WRITTEN INSTRUCTION:
Are you able to retype all the records below exactly?

=== EXCERPTED DATA ===

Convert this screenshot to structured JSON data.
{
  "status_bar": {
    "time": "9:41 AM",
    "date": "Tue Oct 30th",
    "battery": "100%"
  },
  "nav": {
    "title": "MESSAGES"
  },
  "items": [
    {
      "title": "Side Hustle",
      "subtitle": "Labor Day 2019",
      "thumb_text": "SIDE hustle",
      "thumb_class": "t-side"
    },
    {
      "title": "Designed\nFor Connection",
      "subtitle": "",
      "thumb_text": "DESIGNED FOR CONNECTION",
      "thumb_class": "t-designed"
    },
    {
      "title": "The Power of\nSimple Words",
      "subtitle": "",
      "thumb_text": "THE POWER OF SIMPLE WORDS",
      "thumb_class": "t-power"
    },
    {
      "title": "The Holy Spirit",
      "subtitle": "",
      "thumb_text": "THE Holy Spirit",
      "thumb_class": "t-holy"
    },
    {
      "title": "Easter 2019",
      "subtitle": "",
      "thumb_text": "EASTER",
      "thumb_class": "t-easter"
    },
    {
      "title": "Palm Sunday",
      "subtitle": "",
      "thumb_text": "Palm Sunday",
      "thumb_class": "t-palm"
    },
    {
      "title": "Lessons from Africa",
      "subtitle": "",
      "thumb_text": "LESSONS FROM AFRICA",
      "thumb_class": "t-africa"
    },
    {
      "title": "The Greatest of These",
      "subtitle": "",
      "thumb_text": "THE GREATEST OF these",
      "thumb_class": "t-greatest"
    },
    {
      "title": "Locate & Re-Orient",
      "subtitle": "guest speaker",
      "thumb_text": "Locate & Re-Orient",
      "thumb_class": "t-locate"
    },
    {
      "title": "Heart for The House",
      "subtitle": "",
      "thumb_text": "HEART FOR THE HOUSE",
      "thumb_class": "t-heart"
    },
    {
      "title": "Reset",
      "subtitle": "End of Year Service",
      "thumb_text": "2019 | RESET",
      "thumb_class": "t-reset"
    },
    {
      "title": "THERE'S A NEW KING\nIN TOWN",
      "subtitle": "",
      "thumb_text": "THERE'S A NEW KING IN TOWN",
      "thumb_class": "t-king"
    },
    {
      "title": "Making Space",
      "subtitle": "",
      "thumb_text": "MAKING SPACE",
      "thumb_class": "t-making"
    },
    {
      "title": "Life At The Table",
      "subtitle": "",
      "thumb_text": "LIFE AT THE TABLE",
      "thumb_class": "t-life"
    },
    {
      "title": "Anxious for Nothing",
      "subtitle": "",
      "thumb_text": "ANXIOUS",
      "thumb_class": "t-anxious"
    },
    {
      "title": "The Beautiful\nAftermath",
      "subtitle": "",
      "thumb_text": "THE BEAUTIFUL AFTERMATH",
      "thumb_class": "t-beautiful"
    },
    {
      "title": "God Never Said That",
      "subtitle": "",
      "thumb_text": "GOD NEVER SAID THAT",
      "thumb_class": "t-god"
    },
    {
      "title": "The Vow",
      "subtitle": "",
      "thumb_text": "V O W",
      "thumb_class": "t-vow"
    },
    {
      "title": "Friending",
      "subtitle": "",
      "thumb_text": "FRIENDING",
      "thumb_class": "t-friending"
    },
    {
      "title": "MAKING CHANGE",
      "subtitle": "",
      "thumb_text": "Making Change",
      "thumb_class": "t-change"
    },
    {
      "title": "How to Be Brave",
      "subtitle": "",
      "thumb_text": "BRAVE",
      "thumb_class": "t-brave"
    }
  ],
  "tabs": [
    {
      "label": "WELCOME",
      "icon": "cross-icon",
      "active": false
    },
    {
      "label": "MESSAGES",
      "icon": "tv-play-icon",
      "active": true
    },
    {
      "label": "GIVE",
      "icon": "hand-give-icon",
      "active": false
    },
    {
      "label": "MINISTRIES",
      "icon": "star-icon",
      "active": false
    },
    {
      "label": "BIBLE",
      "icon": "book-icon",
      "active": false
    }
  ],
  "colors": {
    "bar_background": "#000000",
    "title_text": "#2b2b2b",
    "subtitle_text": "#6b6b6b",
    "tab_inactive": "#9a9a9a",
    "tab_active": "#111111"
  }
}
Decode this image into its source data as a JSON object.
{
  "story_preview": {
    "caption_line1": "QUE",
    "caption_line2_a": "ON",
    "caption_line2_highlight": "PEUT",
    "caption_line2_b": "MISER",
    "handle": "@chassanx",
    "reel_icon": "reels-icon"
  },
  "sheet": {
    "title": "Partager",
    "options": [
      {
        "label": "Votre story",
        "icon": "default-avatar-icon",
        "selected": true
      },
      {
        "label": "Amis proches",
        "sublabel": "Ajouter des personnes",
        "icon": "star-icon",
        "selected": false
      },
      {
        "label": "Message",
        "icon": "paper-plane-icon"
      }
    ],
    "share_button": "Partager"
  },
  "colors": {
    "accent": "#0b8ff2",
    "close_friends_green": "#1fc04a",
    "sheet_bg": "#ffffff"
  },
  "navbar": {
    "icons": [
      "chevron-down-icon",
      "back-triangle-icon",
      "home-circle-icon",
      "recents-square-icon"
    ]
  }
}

===

WRITTEN SOLUTION:
Convert this screenshot to structured JSON data.
{
  "status_bar": {
    "time": "9:41 AM",
    "date": "Tue Oct 30th",
    "battery": "100%"
  },
  "nav": {
    "title": "MESSAGES"
  },
  "items": [
    {
      "title": "Side Hustle",
      "subtitle": "Labor Day 2019",
      "thumb_text": "SIDE hustle",
      "thumb_class": "t-side"
    },
    {
      "title": "Designed\nFor Connection",
      "subtitle": "",
      "thumb_text": "DESIGNED FOR CONNECTION",
      "thumb_class": "t-designed"
    },
    {
      "title": "The Power of\nSimple Words",
      "subtitle": "",
      "thumb_text": "THE POWER OF SIMPLE WORDS",
      "thumb_class": "t-power"
    },
    {
      "title": "The Holy Spirit",
      "subtitle": "",
      "thumb_text": "THE Holy Spirit",
      "thumb_class": "t-holy"
    },
    {
      "title": "Easter 2019",
      "subtitle": "",
      "thumb_text": "EASTER",
      "thumb_class": "t-easter"
    },
    {
      "title": "Palm Sunday",
      "subtitle": "",
      "thumb_text": "Palm Sunday",
      "thumb_class": "t-palm"
    },
    {
      "title": "Lessons from Africa",
      "subtitle": "",
      "thumb_text": "LESSONS FROM AFRICA",
      "thumb_class": "t-africa"
    },
    {
      "title": "The Greatest of These",
      "subtitle": "",
      "thumb_text": "THE GREATEST OF these",
      "thumb_class": "t-greatest"
    },
    {
      "title": "Locate & Re-Orient",
      "subtitle": "guest speaker",
      "thumb_text": "Locate & Re-Orient",
      "thumb_class": "t-locate"
    },
    {
      "title": "Heart for The House",
      "subtitle": "",
      "thumb_text": "HEART FOR THE HOUSE",
      "thumb_class": "t-heart"
    },
    {
      "title": "Reset",
      "subtitle": "End of Year Service",
      "thumb_text": "2019 | RESET",
      "thumb_class": "t-reset"
    },
    {
      "title": "THERE'S A NEW KING\nIN TOWN",
      "subtitle": "",
      "thumb_text": "THERE'S A NEW KING IN TOWN",
      "thumb_class": "t-king"
    },
    {
      "title": "Making Space",
      "subtitle": "",
      "thumb_text": "MAKING SPACE",
      "thumb_class": "t-making"
    },
    {
      "title": "Life At The Table",
      "subtitle": "",
      "thumb_text": "LIFE AT THE TABLE",
      "thumb_class": "t-life"
    },
    {
      "title": "Anxious for Nothing",
      "subtitle": "",
      "thumb_text": "ANXIOUS",
      "thumb_class": "t-anxious"
    },
    {
      "title": "The Beautiful\nAftermath",
      "subtitle": "",
      "thumb_text": "THE BEAUTIFUL AFTERMATH",
      "thumb_class": "t-beautiful"
    },
    {
      "title": "God Never Said That",
      "subtitle": "",
      "thumb_text": "GOD NEVER SAID THAT",
      "thumb_class": "t-god"
    },
    {
      "title": "The Vow",
      "subtitle": "",
      "thumb_text": "V O W",
      "thumb_class": "t-vow"
    },
    {
      "title": "Friending",
      "subtitle": "",
      "thumb_text": "FRIENDING",
      "thumb_class": "t-friending"
    },
    {
      "title": "MAKING CHANGE",
      "subtitle": "",
      "thumb_text": "Making Change",
      "thumb_class": "t-change"
    },
    {
      "title": "How to Be Brave",
      "subtitle": "",
      "thumb_text": "BRAVE",
      "thumb_class": "t-brave"
    }
  ],
  "tabs": [
    {
      "label": "WELCOME",
      "icon": "cross-icon",
      "active": false
    },
    {
      "label": "MESSAGES",
      "icon": "tv-play-icon",
      "active": true
    },
    {
      "label": "GIVE",
      "icon": "hand-give-icon",
      "active": false
    },
    {
      "label": "MINISTRIES",
      "icon": "star-icon",
      "active": false
    },
    {
      "label": "BIBLE",
      "icon": "book-icon",
      "active": false
    }
  ],
  "colors": {
    "bar_background": "#000000",
    "title_text": "#2b2b2b",
    "subtitle_text": "#6b6b6b",
    "tab_inactive": "#9a9a9a",
    "tab_active": "#111111"
  }
}
Decode this image into its source data as a JSON object.
{
  "story_preview": {
    "caption_line1": "QUE",
    "caption_line2_a": "ON",
    "caption_line2_highlight": "PEUT",
    "caption_line2_b": "MISER",
    "handle": "@chassanx",
    "reel_icon": "reels-icon"
  },
  "sheet": {
    "title": "Partager",
    "options": [
      {
        "label": "Votre story",
        "icon": "default-avatar-icon",
        "selected": true
      },
      {
        "label": "Amis proches",
        "sublabel": "Ajouter des personnes",
        "icon": "star-icon",
        "selected": false
      },
      {
        "label": "Message",
        "icon": "paper-plane-icon"
      }
    ],
    "share_button": "Partager"
  },
  "colors": {
    "accent": "#0b8ff2",
    "close_friends_green": "#1fc04a",
    "sheet_bg": "#ffffff"
  },
  "navbar": {
    "icons": [
      "chevron-down-icon",
      "back-triangle-icon",
      "home-circle-icon",
      "recents-square-icon"
    ]
  }
}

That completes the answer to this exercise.